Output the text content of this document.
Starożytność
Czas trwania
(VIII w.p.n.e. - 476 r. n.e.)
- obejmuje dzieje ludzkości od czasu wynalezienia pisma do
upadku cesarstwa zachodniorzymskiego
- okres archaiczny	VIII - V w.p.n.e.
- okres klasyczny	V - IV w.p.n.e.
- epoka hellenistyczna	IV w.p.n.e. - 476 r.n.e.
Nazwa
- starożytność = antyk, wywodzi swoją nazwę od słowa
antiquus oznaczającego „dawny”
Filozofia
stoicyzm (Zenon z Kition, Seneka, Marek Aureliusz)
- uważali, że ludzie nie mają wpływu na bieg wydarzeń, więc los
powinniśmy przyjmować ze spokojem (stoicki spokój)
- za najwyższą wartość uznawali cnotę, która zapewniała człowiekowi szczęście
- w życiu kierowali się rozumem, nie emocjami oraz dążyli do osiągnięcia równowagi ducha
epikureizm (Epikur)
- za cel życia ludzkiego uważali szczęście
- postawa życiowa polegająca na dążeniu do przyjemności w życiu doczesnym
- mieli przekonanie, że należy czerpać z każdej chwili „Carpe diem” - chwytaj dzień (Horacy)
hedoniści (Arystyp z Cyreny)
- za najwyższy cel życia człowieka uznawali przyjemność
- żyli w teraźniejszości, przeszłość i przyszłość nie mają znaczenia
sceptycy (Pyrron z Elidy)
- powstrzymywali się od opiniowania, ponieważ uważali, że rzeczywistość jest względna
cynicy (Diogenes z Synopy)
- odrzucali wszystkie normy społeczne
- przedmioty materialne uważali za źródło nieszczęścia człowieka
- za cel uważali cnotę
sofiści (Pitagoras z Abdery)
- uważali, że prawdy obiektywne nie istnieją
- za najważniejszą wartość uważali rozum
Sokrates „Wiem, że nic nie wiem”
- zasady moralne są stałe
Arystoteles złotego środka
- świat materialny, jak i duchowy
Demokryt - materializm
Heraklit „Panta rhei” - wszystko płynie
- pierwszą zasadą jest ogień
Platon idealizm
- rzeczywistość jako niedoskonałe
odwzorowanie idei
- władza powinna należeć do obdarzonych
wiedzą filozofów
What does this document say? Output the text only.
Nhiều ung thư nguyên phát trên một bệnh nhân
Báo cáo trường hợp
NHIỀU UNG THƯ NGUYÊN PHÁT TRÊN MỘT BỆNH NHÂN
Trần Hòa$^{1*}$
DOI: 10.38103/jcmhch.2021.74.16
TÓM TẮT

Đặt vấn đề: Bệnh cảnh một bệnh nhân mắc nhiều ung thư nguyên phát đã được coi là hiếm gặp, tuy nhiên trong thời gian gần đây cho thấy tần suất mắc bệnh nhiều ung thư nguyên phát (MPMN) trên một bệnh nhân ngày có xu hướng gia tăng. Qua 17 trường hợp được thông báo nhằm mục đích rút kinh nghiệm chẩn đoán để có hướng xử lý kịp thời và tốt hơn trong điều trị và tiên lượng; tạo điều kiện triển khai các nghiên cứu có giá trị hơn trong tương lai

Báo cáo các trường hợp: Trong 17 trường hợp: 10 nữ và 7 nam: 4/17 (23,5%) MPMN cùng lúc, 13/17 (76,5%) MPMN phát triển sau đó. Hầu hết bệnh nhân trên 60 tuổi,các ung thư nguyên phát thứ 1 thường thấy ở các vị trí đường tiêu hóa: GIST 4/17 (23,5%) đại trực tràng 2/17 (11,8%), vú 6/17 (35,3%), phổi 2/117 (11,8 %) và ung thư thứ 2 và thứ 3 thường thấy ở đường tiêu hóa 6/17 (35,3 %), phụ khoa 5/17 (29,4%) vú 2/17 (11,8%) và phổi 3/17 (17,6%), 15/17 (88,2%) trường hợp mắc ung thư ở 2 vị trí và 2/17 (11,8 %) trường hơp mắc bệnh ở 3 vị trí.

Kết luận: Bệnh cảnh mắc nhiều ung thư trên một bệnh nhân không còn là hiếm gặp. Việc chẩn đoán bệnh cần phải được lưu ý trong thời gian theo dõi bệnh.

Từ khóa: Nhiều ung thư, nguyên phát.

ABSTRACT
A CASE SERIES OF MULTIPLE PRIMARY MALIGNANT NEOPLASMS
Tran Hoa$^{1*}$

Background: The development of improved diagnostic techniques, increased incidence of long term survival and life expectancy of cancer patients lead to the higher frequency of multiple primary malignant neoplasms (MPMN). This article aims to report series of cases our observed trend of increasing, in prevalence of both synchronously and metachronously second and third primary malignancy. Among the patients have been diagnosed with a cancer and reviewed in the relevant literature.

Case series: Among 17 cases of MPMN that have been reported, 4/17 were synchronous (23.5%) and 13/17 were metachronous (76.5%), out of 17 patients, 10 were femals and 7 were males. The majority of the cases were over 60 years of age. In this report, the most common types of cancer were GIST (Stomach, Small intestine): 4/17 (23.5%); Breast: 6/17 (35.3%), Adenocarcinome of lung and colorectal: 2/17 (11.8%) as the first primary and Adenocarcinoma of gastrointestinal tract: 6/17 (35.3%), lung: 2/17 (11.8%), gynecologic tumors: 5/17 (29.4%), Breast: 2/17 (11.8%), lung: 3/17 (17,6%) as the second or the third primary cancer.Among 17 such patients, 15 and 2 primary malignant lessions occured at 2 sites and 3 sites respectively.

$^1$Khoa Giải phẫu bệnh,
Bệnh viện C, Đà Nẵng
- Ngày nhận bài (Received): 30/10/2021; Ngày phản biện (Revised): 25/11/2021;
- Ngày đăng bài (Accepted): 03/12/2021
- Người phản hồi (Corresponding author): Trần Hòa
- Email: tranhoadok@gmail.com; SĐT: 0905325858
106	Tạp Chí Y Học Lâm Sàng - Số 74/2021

+ + + +

What you need to do → In full, transcribe each entry of the material exactly.

Answer below →
Output the text content of this document.
Starożytność
Czas trwania
(VIII w.p.n.e. - 476 r. n.e.)
- obejmuje dzieje ludzkości od czasu wynalezienia pisma do
upadku cesarstwa zachodniorzymskiego
- okres archaiczny	VIII - V w.p.n.e.
- okres klasyczny	V - IV w.p.n.e.
- epoka hellenistyczna	IV w.p.n.e. - 476 r.n.e.
Nazwa
- starożytność = antyk, wywodzi swoją nazwę od słowa
antiquus oznaczającego „dawny”
Filozofia
stoicyzm (Zenon z Kition, Seneka, Marek Aureliusz)
- uważali, że ludzie nie mają wpływu na bieg wydarzeń, więc los
powinniśmy przyjmować ze spokojem (stoicki spokój)
- za najwyższą wartość uznawali cnotę, która zapewniała człowiekowi szczęście
- w życiu kierowali się rozumem, nie emocjami oraz dążyli do osiągnięcia równowagi ducha
epikureizm (Epikur)
- za cel życia ludzkiego uważali szczęście
- postawa życiowa polegająca na dążeniu do przyjemności w życiu doczesnym
- mieli przekonanie, że należy czerpać z każdej chwili „Carpe diem” - chwytaj dzień (Horacy)
hedoniści (Arystyp z Cyreny)
- za najwyższy cel życia człowieka uznawali przyjemność
- żyli w teraźniejszości, przeszłość i przyszłość nie mają znaczenia
sceptycy (Pyrron z Elidy)
- powstrzymywali się od opiniowania, ponieważ uważali, że rzeczywistość jest względna
cynicy (Diogenes z Synopy)
- odrzucali wszystkie normy społeczne
- przedmioty materialne uważali za źródło nieszczęścia człowieka
- za cel uważali cnotę
sofiści (Pitagoras z Abdery)
- uważali, że prawdy obiektywne nie istnieją
- za najważniejszą wartość uważali rozum
Sokrates „Wiem, że nic nie wiem”
- zasady moralne są stałe
Arystoteles złotego środka
- świat materialny, jak i duchowy
Demokryt - materializm
Heraklit „Panta rhei” - wszystko płynie
- pierwszą zasadą jest ogień
Platon idealizm
- rzeczywistość jako niedoskonałe
odwzorowanie idei
- władza powinna należeć do obdarzonych
wiedzą filozofów
What does this document say? Output the text only.
Nhiều ung thư nguyên phát trên một bệnh nhân
Báo cáo trường hợp
NHIỀU UNG THƯ NGUYÊN PHÁT TRÊN MỘT BỆNH NHÂN
Trần Hòa$^{1*}$
DOI: 10.38103/jcmhch.2021.74.16
TÓM TẮT

Đặt vấn đề: Bệnh cảnh một bệnh nhân mắc nhiều ung thư nguyên phát đã được coi là hiếm gặp, tuy nhiên trong thời gian gần đây cho thấy tần suất mắc bệnh nhiều ung thư nguyên phát (MPMN) trên một bệnh nhân ngày có xu hướng gia tăng. Qua 17 trường hợp được thông báo nhằm mục đích rút kinh nghiệm chẩn đoán để có hướng xử lý kịp thời và tốt hơn trong điều trị và tiên lượng; tạo điều kiện triển khai các nghiên cứu có giá trị hơn trong tương lai

Báo cáo các trường hợp: Trong 17 trường hợp: 10 nữ và 7 nam: 4/17 (23,5%) MPMN cùng lúc, 13/17 (76,5%) MPMN phát triển sau đó. Hầu hết bệnh nhân trên 60 tuổi,các ung thư nguyên phát thứ 1 thường thấy ở các vị trí đường tiêu hóa: GIST 4/17 (23,5%) đại trực tràng 2/17 (11,8%), vú 6/17 (35,3%), phổi 2/117 (11,8 %) và ung thư thứ 2 và thứ 3 thường thấy ở đường tiêu hóa 6/17 (35,3 %), phụ khoa 5/17 (29,4%) vú 2/17 (11,8%) và phổi 3/17 (17,6%), 15/17 (88,2%) trường hợp mắc ung thư ở 2 vị trí và 2/17 (11,8 %) trường hơp mắc bệnh ở 3 vị trí.

Kết luận: Bệnh cảnh mắc nhiều ung thư trên một bệnh nhân không còn là hiếm gặp. Việc chẩn đoán bệnh cần phải được lưu ý trong thời gian theo dõi bệnh.

Từ khóa: Nhiều ung thư, nguyên phát.

ABSTRACT
A CASE SERIES OF MULTIPLE PRIMARY MALIGNANT NEOPLASMS
Tran Hoa$^{1*}$

Background: The development of improved diagnostic techniques, increased incidence of long term survival and life expectancy of cancer patients lead to the higher frequency of multiple primary malignant neoplasms (MPMN). This article aims to report series of cases our observed trend of increasing, in prevalence of both synchronously and metachronously second and third primary malignancy. Among the patients have been diagnosed with a cancer and reviewed in the relevant literature.

Case series: Among 17 cases of MPMN that have been reported, 4/17 were synchronous (23.5%) and 13/17 were metachronous (76.5%), out of 17 patients, 10 were femals and 7 were males. The majority of the cases were over 60 years of age. In this report, the most common types of cancer were GIST (Stomach, Small intestine): 4/17 (23.5%); Breast: 6/17 (35.3%), Adenocarcinome of lung and colorectal: 2/17 (11.8%) as the first primary and Adenocarcinoma of gastrointestinal tract: 6/17 (35.3%), lung: 2/17 (11.8%), gynecologic tumors: 5/17 (29.4%), Breast: 2/17 (11.8%), lung: 3/17 (17,6%) as the second or the third primary cancer.Among 17 such patients, 15 and 2 primary malignant lessions occured at 2 sites and 3 sites respectively.

$^1$Khoa Giải phẫu bệnh,
Bệnh viện C, Đà Nẵng
- Ngày nhận bài (Received): 30/10/2021; Ngày phản biện (Revised): 25/11/2021;
- Ngày đăng bài (Accepted): 03/12/2021
- Người phản hồi (Corresponding author): Trần Hòa
- Email: tranhoadok@gmail.com; SĐT: 0905325858
106	Tạp Chí Y Học Lâm Sàng - Số 74/2021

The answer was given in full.